Copy out every row below word for word, but leave out the pictures.

---

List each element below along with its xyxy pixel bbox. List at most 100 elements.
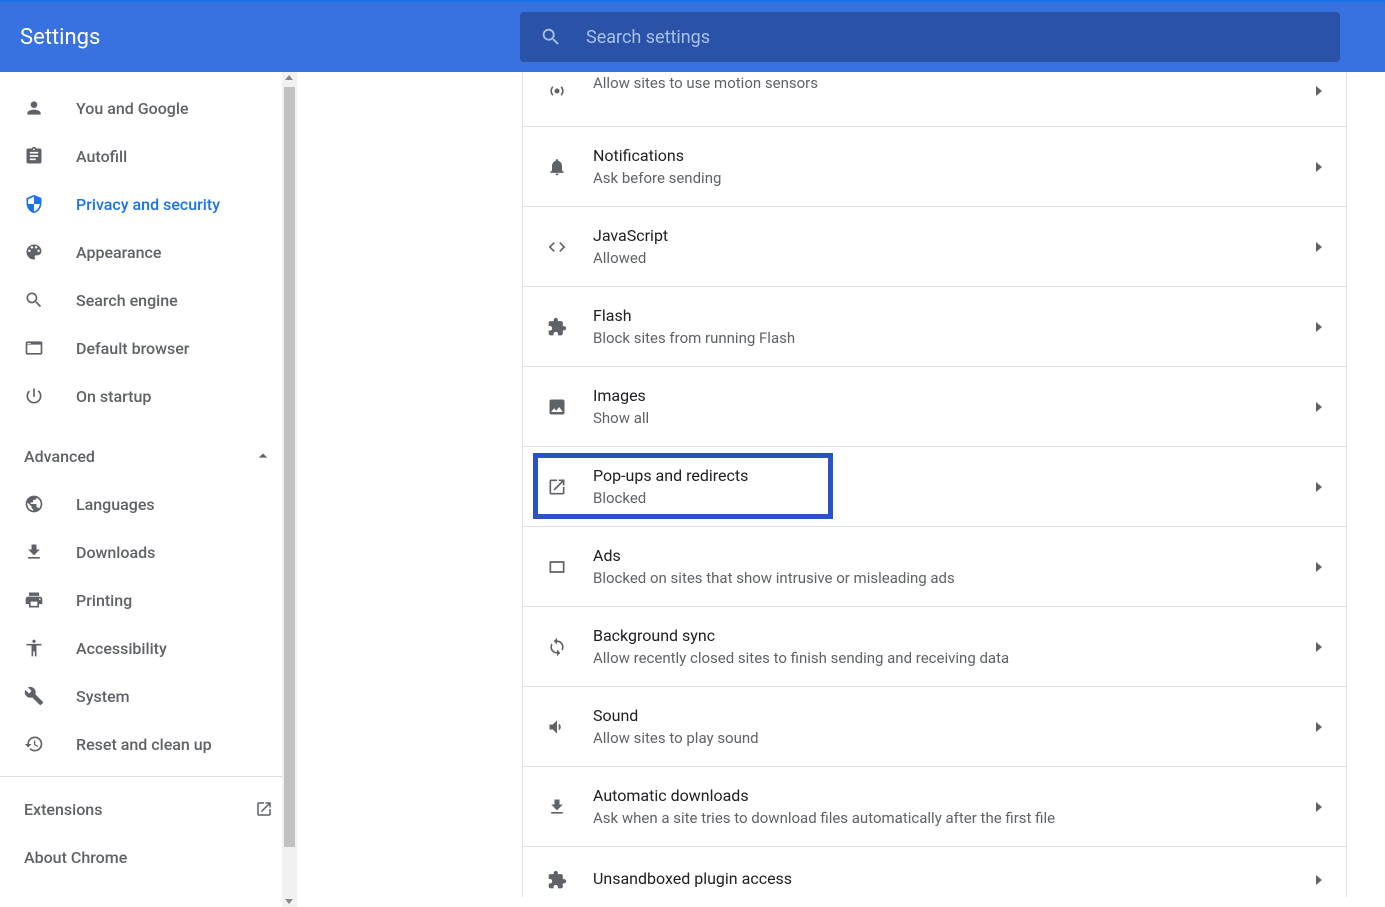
sidebar-item-label: Appearance [76,243,161,262]
power-icon [24,386,44,406]
puzzle-icon [547,870,567,890]
sidebar-item-label: Downloads [76,543,155,562]
sidebar-item-label: Printing [76,591,132,610]
setting-row-background-sync[interactable]: Background sync Allow recently closed si… [523,607,1346,687]
person-icon [24,98,44,118]
sidebar-advanced-toggle[interactable]: Advanced [0,432,297,480]
chevron-right-icon [1316,722,1322,732]
setting-title: Sound [593,706,1316,725]
setting-title: Notifications [593,146,1316,165]
search-box[interactable] [520,12,1340,62]
scroll-down-icon[interactable] [285,899,293,904]
page-title: Settings [20,25,520,50]
sidebar-item-reset[interactable]: Reset and clean up [0,720,297,768]
code-icon [547,237,567,257]
browser-icon [24,338,44,358]
sidebar-item-label: Reset and clean up [76,735,212,754]
chevron-right-icon [1316,562,1322,572]
sidebar-item-label: Search engine [76,291,178,310]
sidebar-item-label: Languages [76,495,155,514]
chevron-right-icon [1316,242,1322,252]
chevron-right-icon [1316,162,1322,172]
setting-row-popups[interactable]: Pop-ups and redirects Blocked [523,447,1346,527]
wrench-icon [24,686,44,706]
sidebar-item-languages[interactable]: Languages [0,480,297,528]
chevron-right-icon [1316,482,1322,492]
setting-row-notifications[interactable]: Notifications Ask before sending [523,127,1346,207]
download-icon [24,542,44,562]
setting-title: Automatic downloads [593,786,1316,805]
print-icon [24,590,44,610]
sync-icon [547,637,567,657]
chevron-right-icon [1316,402,1322,412]
sidebar-item-extensions[interactable]: Extensions [0,785,297,833]
setting-sub: Allow recently closed sites to finish se… [593,649,1316,667]
setting-row-unsandboxed-plugin[interactable]: Unsandboxed plugin access [523,847,1346,897]
setting-row-motion-sensors[interactable]: Motion sensors Allow sites to use motion… [523,72,1346,127]
sidebar-item-appearance[interactable]: Appearance [0,228,297,276]
setting-sub: Allow sites to play sound [593,729,1316,747]
sidebar-item-printing[interactable]: Printing [0,576,297,624]
setting-sub: Block sites from running Flash [593,329,1316,347]
sidebar-item-default-browser[interactable]: Default browser [0,324,297,372]
setting-sub: Blocked on sites that show intrusive or … [593,569,1316,587]
sidebar-item-label: Autofill [76,147,127,166]
setting-title: Images [593,386,1316,405]
popup-icon [547,477,567,497]
setting-sub: Allow sites to use motion sensors [593,74,1316,92]
setting-row-javascript[interactable]: JavaScript Allowed [523,207,1346,287]
sidebar-item-accessibility[interactable]: Accessibility [0,624,297,672]
setting-title: Flash [593,306,1316,325]
puzzle-icon [547,317,567,337]
ad-icon [547,557,567,577]
sidebar-item-system[interactable]: System [0,672,297,720]
scroll-thumb[interactable] [284,87,295,847]
setting-sub: Show all [593,409,1316,427]
setting-sub: Blocked [593,489,1316,507]
volume-icon [547,717,567,737]
setting-row-flash[interactable]: Flash Block sites from running Flash [523,287,1346,367]
chevron-right-icon [1316,86,1322,96]
sidebar-item-you-and-google[interactable]: You and Google [0,84,297,132]
setting-sub: Ask before sending [593,169,1316,187]
chevron-right-icon [1316,802,1322,812]
setting-sub: Ask when a site tries to download files … [593,809,1316,827]
sidebar-item-label: Default browser [76,339,189,358]
setting-row-automatic-downloads[interactable]: Automatic downloads Ask when a site trie… [523,767,1346,847]
sensor-icon [547,81,567,101]
sidebar-item-label: Privacy and security [76,195,220,214]
scroll-up-icon[interactable] [285,75,293,80]
setting-row-images[interactable]: Images Show all [523,367,1346,447]
sidebar-item-label: Accessibility [76,639,167,658]
setting-row-ads[interactable]: Ads Blocked on sites that show intrusive… [523,527,1346,607]
settings-list: Motion sensors Allow sites to use motion… [522,72,1347,897]
sidebar-item-label: On startup [76,387,151,406]
bell-icon [547,157,567,177]
setting-title: JavaScript [593,226,1316,245]
setting-title: Unsandboxed plugin access [593,869,1316,888]
sidebar-item-about-chrome[interactable]: About Chrome [0,833,297,881]
external-link-icon [255,800,273,818]
restore-icon [24,734,44,754]
sidebar-scrollbar[interactable] [282,72,297,907]
sidebar-item-search-engine[interactable]: Search engine [0,276,297,324]
chevron-up-icon [253,446,273,466]
image-icon [547,397,567,417]
setting-title: Ads [593,546,1316,565]
setting-row-sound[interactable]: Sound Allow sites to play sound [523,687,1346,767]
sidebar-item-downloads[interactable]: Downloads [0,528,297,576]
sidebar: You and Google Autofill Privacy and secu… [0,72,297,907]
chevron-right-icon [1316,642,1322,652]
main-content: Motion sensors Allow sites to use motion… [297,72,1385,907]
chevron-right-icon [1316,875,1322,885]
about-chrome-label: About Chrome [24,848,127,867]
sidebar-item-on-startup[interactable]: On startup [0,372,297,420]
sidebar-item-label: You and Google [76,99,189,118]
header: Settings [0,2,1385,72]
search-input[interactable] [586,27,1320,48]
sidebar-item-autofill[interactable]: Autofill [0,132,297,180]
sidebar-item-privacy[interactable]: Privacy and security [0,180,297,228]
shield-icon [24,194,44,214]
sidebar-divider [0,776,297,777]
content: You and Google Autofill Privacy and secu… [0,72,1385,907]
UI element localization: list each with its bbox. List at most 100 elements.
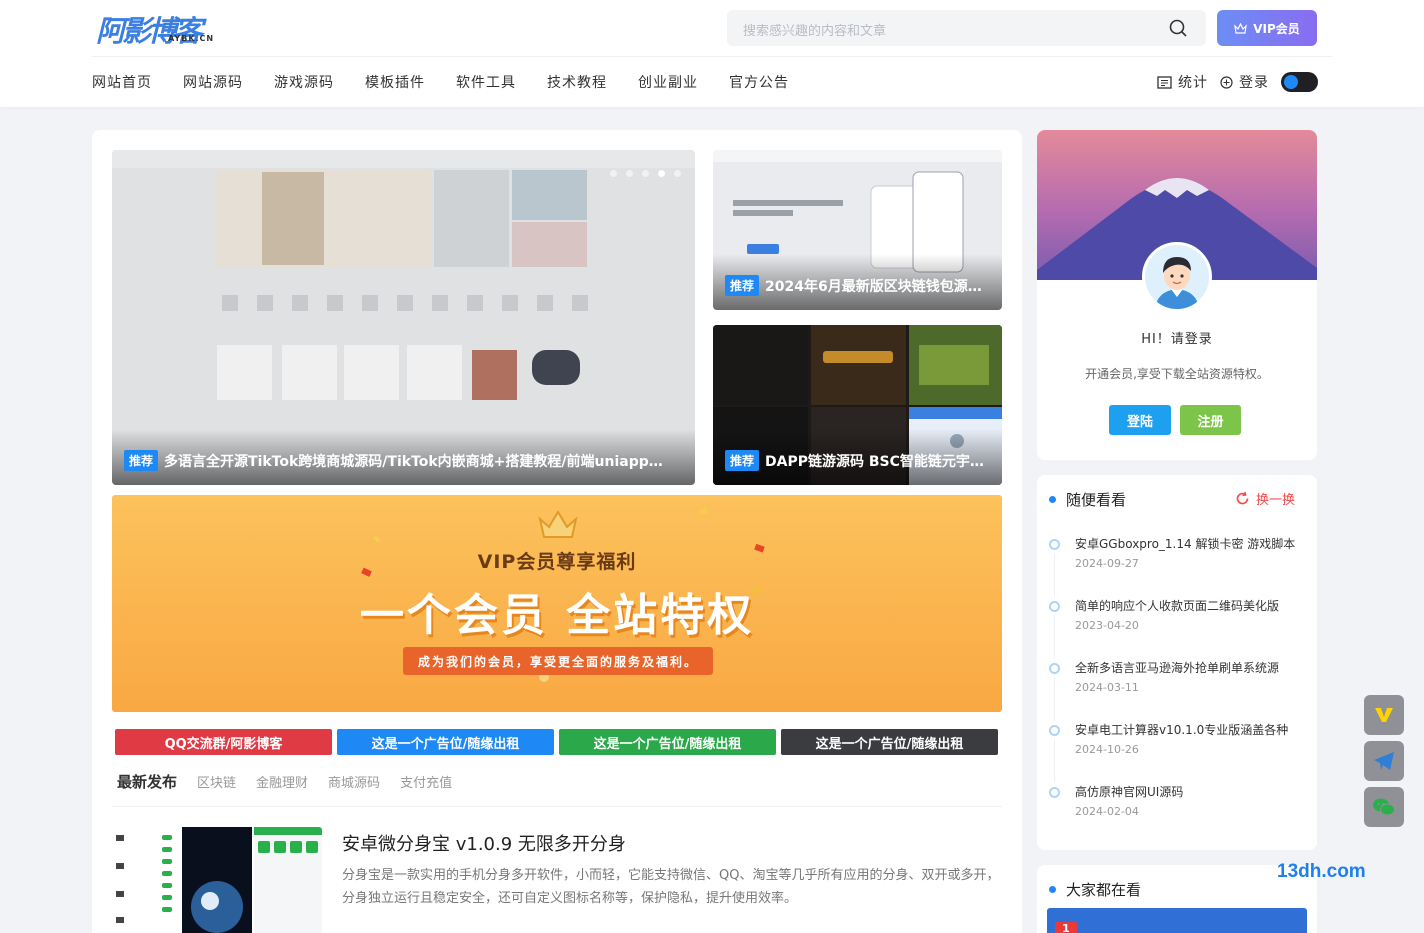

---

Exercise output:
List each element below along with its xyxy pixel bbox. List at most 100 elements.
sidebar-item-label: Appearance [76,243,161,262]
power-icon [24,386,44,406]
puzzle-icon [547,870,567,890]
sidebar-item-label: Downloads [76,543,155,562]
sidebar-item-label: Printing [76,591,132,610]
setting-row-background-sync[interactable]: Background sync Allow recently closed si… [523,607,1346,687]
person-icon [24,98,44,118]
sidebar-advanced-toggle[interactable]: Advanced [0,432,297,480]
chevron-right-icon [1316,722,1322,732]
setting-title: Sound [593,706,1316,725]
setting-title: Notifications [593,146,1316,165]
search-box[interactable] [520,12,1340,62]
scroll-down-icon[interactable] [285,899,293,904]
page-title: Settings [20,25,520,50]
sidebar-item-reset[interactable]: Reset and clean up [0,720,297,768]
code-icon [547,237,567,257]
browser-icon [24,338,44,358]
sidebar-item-label: Reset and clean up [76,735,212,754]
chevron-right-icon [1316,562,1322,572]
sidebar-item-label: Search engine [76,291,178,310]
sidebar-item-label: Languages [76,495,155,514]
chevron-right-icon [1316,242,1322,252]
chevron-right-icon [1316,162,1322,172]
setting-row-popups[interactable]: Pop-ups and redirects Blocked [523,447,1346,527]
wrench-icon [24,686,44,706]
sidebar-item-languages[interactable]: Languages [0,480,297,528]
chevron-right-icon [1316,482,1322,492]
setting-row-notifications[interactable]: Notifications Ask before sending [523,127,1346,207]
download-icon [24,542,44,562]
setting-title: Automatic downloads [593,786,1316,805]
print-icon [24,590,44,610]
sync-icon [547,637,567,657]
chevron-right-icon [1316,402,1322,412]
sidebar-item-extensions[interactable]: Extensions [0,785,297,833]
setting-sub: Allow recently closed sites to finish se… [593,649,1316,667]
setting-row-unsandboxed-plugin[interactable]: Unsandboxed plugin access [523,847,1346,897]
setting-row-motion-sensors[interactable]: Motion sensors Allow sites to use motion… [523,72,1346,127]
sidebar-item-appearance[interactable]: Appearance [0,228,297,276]
setting-sub: Allow sites to play sound [593,729,1316,747]
sidebar-item-printing[interactable]: Printing [0,576,297,624]
setting-sub: Block sites from running Flash [593,329,1316,347]
sidebar-item-default-browser[interactable]: Default browser [0,324,297,372]
setting-sub: Blocked on sites that show intrusive or … [593,569,1316,587]
sidebar-item-label: Autofill [76,147,127,166]
setting-title: Images [593,386,1316,405]
popup-icon [547,477,567,497]
setting-sub: Allow sites to use motion sensors [593,74,1316,92]
setting-row-javascript[interactable]: JavaScript Allowed [523,207,1346,287]
sidebar-item-accessibility[interactable]: Accessibility [0,624,297,672]
setting-title: Flash [593,306,1316,325]
puzzle-icon [547,317,567,337]
ad-icon [547,557,567,577]
sidebar-item-system[interactable]: System [0,672,297,720]
scroll-thumb[interactable] [284,87,295,847]
setting-sub: Show all [593,409,1316,427]
setting-sub: Blocked [593,489,1316,507]
volume-icon [547,717,567,737]
setting-row-flash[interactable]: Flash Block sites from running Flash [523,287,1346,367]
chevron-right-icon [1316,86,1322,96]
sidebar-item-you-and-google[interactable]: You and Google [0,84,297,132]
setting-sub: Ask before sending [593,169,1316,187]
chevron-right-icon [1316,802,1322,812]
setting-sub: Ask when a site tries to download files … [593,809,1316,827]
sidebar-item-label: Default browser [76,339,189,358]
setting-row-automatic-downloads[interactable]: Automatic downloads Ask when a site trie… [523,767,1346,847]
sensor-icon [547,81,567,101]
sidebar-item-label: Privacy and security [76,195,220,214]
scroll-up-icon[interactable] [285,75,293,80]
setting-row-images[interactable]: Images Show all [523,367,1346,447]
sidebar-item-label: Accessibility [76,639,167,658]
setting-row-ads[interactable]: Ads Blocked on sites that show intrusive… [523,527,1346,607]
settings-list: Motion sensors Allow sites to use motion… [522,72,1347,897]
sidebar-item-label: On startup [76,387,151,406]
bell-icon [547,157,567,177]
setting-title: JavaScript [593,226,1316,245]
setting-title: Unsandboxed plugin access [593,869,1316,888]
sidebar-item-about-chrome[interactable]: About Chrome [0,833,297,881]
external-link-icon [255,800,273,818]
restore-icon [24,734,44,754]
sidebar-scrollbar[interactable] [282,72,297,907]
sidebar-item-search-engine[interactable]: Search engine [0,276,297,324]
chevron-up-icon [253,446,273,466]
image-icon [547,397,567,417]
setting-title: Ads [593,546,1316,565]
setting-row-sound[interactable]: Sound Allow sites to play sound [523,687,1346,767]
sidebar-item-downloads[interactable]: Downloads [0,528,297,576]
sidebar: You and Google Autofill Privacy and secu… [0,72,297,907]
chevron-right-icon [1316,642,1322,652]
main-content: Motion sensors Allow sites to use motion… [297,72,1385,907]
chevron-right-icon [1316,875,1322,885]
about-chrome-label: About Chrome [24,848,127,867]
sidebar-item-on-startup[interactable]: On startup [0,372,297,420]
sidebar-item-label: You and Google [76,99,189,118]
header: Settings [0,2,1385,72]
search-input[interactable] [586,27,1320,48]
sidebar-item-autofill[interactable]: Autofill [0,132,297,180]
sidebar-item-privacy[interactable]: Privacy and security [0,180,297,228]
shield-icon [24,194,44,214]
sidebar-divider [0,776,297,777]
content: You and Google Autofill Privacy and secu… [0,72,1385,907]
UI element localization: list each with its bbox. List at most 100 elements.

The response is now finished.